Given exercise >>
Look for the string "ylabel" in every line, and copy each line that has it.

Figure data in JSON
· · · · · · ·

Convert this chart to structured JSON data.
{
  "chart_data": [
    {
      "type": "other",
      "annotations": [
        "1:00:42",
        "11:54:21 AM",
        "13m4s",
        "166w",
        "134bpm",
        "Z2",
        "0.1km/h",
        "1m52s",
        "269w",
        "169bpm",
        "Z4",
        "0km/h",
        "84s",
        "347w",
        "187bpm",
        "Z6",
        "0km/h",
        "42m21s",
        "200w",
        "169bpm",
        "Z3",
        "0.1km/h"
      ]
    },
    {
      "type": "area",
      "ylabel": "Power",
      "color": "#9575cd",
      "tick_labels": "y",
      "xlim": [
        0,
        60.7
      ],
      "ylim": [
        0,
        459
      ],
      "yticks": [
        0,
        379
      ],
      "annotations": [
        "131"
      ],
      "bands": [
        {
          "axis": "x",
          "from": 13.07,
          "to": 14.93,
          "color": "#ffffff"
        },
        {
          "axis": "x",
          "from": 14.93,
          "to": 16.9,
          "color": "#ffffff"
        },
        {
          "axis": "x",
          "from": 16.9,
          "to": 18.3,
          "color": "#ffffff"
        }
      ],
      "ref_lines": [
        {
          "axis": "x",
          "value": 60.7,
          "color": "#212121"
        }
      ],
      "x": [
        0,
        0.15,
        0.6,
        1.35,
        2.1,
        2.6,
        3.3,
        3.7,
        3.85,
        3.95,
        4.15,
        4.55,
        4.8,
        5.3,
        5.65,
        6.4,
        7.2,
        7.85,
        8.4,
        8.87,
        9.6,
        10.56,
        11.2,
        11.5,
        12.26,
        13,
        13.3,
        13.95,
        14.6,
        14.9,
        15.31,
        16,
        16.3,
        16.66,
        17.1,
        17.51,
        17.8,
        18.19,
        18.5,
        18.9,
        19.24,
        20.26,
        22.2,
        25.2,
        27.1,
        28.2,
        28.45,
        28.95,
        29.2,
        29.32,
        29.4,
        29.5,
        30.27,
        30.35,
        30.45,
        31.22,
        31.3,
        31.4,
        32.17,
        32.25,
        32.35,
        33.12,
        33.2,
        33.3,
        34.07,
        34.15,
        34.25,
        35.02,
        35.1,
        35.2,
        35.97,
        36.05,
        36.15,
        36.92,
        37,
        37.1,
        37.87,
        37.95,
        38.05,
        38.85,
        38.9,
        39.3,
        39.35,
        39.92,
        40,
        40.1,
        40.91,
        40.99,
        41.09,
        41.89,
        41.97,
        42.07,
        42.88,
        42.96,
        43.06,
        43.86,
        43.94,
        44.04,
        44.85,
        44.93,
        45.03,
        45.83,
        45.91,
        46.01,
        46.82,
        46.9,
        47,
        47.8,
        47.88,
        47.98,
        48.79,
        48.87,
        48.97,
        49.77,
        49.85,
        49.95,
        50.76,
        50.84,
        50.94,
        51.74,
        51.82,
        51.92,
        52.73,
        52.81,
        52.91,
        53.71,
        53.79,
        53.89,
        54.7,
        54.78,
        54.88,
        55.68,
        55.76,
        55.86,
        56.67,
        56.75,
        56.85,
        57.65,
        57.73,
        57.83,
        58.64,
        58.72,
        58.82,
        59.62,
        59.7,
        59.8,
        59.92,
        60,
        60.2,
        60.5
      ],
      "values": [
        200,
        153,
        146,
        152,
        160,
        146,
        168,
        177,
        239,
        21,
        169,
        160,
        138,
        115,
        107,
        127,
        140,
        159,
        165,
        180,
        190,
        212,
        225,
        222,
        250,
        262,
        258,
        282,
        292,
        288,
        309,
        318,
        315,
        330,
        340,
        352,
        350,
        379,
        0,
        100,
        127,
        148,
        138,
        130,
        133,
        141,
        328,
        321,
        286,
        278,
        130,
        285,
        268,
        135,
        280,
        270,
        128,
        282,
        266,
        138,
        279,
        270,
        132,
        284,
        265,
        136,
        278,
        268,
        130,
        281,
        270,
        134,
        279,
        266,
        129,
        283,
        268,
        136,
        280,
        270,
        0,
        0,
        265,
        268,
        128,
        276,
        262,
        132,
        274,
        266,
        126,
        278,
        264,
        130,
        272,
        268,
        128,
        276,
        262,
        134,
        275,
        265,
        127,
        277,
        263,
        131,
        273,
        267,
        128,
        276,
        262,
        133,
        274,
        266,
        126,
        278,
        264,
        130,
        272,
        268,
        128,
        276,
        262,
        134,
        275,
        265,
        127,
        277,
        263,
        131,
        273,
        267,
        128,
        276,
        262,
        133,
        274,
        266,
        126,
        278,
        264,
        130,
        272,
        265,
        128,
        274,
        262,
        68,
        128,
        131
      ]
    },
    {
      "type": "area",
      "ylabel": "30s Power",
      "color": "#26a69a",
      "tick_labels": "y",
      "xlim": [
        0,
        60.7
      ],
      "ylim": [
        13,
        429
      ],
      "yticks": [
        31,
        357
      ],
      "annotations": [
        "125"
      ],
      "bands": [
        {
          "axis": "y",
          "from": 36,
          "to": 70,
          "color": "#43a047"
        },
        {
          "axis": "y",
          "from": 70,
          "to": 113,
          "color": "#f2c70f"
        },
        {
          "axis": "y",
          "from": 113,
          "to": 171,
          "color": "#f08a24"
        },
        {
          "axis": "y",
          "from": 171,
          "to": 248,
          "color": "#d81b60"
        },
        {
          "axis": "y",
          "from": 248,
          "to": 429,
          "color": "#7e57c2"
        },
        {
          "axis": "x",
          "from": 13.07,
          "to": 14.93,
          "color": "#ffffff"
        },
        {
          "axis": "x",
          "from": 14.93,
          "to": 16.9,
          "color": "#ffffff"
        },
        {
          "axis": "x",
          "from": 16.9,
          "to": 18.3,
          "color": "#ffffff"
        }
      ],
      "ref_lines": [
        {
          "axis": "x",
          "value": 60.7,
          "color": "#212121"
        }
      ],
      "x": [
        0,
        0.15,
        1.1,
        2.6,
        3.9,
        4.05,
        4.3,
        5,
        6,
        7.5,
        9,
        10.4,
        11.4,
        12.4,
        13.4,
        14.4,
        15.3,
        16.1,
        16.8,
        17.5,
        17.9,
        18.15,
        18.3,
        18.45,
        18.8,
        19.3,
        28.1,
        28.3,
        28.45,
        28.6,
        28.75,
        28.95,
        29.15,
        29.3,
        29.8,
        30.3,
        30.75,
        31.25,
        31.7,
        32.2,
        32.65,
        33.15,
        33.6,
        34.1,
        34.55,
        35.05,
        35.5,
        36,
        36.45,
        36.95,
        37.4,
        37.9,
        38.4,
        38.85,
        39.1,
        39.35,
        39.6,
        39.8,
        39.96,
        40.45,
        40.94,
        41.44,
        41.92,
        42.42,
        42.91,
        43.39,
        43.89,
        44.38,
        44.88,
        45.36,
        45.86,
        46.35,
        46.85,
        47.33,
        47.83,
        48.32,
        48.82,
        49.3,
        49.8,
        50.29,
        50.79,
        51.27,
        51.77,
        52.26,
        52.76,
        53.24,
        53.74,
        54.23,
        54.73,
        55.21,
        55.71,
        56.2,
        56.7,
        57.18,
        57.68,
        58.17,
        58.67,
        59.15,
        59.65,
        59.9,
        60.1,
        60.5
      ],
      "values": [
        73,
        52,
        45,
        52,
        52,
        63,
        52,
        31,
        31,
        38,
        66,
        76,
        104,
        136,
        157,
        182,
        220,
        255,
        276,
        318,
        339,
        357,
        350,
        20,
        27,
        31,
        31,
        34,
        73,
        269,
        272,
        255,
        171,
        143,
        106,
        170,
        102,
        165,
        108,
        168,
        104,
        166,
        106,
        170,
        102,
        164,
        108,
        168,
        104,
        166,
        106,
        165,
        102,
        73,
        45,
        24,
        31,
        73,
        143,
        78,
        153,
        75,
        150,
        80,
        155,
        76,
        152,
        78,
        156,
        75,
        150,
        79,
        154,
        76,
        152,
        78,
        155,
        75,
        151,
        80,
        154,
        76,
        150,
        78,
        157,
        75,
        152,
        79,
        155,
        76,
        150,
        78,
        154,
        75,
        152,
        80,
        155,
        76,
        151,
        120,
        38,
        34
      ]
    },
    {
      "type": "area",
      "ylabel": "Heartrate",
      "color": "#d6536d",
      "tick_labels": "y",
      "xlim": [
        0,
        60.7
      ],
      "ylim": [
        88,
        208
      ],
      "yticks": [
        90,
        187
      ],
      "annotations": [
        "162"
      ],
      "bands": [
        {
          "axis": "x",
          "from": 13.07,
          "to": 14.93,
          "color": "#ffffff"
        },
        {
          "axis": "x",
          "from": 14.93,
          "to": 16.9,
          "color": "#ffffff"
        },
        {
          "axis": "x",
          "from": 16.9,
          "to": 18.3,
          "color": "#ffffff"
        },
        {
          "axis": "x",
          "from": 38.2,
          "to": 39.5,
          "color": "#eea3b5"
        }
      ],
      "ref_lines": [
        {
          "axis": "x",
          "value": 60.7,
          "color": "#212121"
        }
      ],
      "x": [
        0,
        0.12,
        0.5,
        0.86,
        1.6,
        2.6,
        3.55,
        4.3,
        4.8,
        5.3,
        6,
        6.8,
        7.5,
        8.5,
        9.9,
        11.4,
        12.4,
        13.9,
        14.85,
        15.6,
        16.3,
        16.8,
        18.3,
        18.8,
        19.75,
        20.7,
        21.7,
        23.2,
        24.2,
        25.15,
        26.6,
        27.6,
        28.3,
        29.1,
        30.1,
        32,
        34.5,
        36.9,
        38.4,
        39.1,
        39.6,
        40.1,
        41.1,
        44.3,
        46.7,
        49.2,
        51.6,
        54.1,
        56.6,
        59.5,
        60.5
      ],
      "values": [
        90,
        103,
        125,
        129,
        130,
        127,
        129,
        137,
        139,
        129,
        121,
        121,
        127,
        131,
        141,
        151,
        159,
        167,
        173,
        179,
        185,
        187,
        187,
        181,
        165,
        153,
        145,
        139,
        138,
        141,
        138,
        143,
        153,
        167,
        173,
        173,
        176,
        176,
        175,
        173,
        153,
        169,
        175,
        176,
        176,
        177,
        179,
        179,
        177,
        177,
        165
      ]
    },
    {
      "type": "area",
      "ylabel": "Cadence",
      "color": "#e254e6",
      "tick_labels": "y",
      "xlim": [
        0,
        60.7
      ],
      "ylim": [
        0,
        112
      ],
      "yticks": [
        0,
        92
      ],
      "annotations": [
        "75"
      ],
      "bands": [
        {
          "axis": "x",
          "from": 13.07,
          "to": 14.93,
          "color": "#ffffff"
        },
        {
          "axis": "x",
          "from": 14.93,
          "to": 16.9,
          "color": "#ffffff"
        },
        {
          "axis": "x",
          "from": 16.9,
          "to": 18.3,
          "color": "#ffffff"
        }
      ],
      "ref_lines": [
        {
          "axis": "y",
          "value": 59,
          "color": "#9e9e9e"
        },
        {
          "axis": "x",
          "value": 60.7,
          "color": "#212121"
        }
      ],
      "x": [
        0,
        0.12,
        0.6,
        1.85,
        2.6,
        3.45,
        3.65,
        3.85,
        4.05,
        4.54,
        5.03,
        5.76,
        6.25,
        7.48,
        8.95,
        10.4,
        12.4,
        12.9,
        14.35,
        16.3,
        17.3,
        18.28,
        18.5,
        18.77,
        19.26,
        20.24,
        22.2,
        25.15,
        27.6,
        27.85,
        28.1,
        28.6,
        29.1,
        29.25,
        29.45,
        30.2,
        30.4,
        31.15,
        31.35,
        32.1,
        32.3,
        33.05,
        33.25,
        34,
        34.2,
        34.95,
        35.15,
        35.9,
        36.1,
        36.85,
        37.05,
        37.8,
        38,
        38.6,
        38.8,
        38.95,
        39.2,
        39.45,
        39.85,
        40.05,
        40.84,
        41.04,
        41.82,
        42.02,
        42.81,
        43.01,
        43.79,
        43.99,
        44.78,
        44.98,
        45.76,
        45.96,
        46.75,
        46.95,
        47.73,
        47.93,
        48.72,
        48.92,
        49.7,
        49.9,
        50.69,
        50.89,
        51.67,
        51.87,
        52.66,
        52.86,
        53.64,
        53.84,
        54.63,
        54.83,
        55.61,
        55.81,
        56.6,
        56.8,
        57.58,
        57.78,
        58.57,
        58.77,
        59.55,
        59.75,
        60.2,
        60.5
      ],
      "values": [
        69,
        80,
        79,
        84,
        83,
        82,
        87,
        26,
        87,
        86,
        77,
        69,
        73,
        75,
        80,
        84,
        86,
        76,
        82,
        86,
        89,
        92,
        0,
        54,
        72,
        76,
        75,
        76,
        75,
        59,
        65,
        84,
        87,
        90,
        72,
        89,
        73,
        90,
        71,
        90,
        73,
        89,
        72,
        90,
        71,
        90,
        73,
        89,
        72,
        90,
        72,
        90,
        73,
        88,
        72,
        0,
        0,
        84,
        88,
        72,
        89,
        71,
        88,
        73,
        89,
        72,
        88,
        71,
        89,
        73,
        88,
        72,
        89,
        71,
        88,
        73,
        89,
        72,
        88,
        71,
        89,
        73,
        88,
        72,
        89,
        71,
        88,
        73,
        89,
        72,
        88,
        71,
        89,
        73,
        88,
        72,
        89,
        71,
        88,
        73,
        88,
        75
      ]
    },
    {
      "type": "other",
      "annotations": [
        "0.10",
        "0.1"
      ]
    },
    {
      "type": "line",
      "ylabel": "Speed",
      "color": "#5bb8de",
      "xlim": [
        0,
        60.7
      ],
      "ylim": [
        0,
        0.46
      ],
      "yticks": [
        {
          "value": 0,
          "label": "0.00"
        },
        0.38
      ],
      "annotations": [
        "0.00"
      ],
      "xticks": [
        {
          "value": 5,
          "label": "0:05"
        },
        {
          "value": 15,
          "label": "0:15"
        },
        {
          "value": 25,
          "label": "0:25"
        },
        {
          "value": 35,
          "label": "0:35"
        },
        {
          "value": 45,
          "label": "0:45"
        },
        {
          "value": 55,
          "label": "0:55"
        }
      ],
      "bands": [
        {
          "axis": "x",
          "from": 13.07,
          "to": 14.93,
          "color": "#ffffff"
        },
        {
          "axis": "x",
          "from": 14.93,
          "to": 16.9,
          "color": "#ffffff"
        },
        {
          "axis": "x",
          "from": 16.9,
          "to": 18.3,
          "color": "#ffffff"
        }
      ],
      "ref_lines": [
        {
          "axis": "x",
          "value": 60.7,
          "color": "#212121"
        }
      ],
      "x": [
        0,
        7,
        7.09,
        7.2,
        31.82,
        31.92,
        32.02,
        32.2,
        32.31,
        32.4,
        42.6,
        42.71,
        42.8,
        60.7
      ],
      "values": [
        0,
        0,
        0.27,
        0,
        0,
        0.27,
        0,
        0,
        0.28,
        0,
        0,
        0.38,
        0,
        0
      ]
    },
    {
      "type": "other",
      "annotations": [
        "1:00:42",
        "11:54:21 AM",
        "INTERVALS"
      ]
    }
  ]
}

· · · · · · ·

Answer to the exercise >>
      "ylabel": "Power",
      "ylabel": "30s Power",
      "ylabel": "Heartrate",
      "ylabel": "Cadence",
      "ylabel": "Speed",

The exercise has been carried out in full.